● **WHAT THE TASK REQUIRES**: Each line below is to be written out in full, exactly as shown.

● **GIVEN RECORDS**:
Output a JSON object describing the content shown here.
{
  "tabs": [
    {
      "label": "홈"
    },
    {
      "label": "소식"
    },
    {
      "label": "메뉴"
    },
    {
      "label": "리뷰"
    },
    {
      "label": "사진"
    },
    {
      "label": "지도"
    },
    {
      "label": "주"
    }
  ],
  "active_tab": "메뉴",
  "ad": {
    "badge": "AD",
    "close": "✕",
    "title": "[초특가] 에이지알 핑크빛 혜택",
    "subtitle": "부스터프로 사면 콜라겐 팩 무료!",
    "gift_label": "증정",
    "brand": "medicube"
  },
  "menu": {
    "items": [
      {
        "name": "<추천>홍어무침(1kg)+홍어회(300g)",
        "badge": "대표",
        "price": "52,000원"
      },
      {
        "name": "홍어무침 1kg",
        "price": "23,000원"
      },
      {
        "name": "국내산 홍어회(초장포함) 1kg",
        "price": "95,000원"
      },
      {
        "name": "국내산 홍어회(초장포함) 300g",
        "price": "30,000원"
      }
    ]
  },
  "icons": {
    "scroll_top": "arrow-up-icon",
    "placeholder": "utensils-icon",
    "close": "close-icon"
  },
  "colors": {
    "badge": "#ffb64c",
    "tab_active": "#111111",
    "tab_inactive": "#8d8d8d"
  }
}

● **ANSWER IN FULL**:
Output a JSON object describing the content shown here.
{
  "tabs": [
    {
      "label": "홈"
    },
    {
      "label": "소식"
    },
    {
      "label": "메뉴"
    },
    {
      "label": "리뷰"
    },
    {
      "label": "사진"
    },
    {
      "label": "지도"
    },
    {
      "label": "주"
    }
  ],
  "active_tab": "메뉴",
  "ad": {
    "badge": "AD",
    "close": "✕",
    "title": "[초특가] 에이지알 핑크빛 혜택",
    "subtitle": "부스터프로 사면 콜라겐 팩 무료!",
    "gift_label": "증정",
    "brand": "medicube"
  },
  "menu": {
    "items": [
      {
        "name": "<추천>홍어무침(1kg)+홍어회(300g)",
        "badge": "대표",
        "price": "52,000원"
      },
      {
        "name": "홍어무침 1kg",
        "price": "23,000원"
      },
      {
        "name": "국내산 홍어회(초장포함) 1kg",
        "price": "95,000원"
      },
      {
        "name": "국내산 홍어회(초장포함) 300g",
        "price": "30,000원"
      }
    ]
  },
  "icons": {
    "scroll_top": "arrow-up-icon",
    "placeholder": "utensils-icon",
    "close": "close-icon"
  },
  "colors": {
    "badge": "#ffb64c",
    "tab_active": "#111111",
    "tab_inactive": "#8d8d8d"
  }
}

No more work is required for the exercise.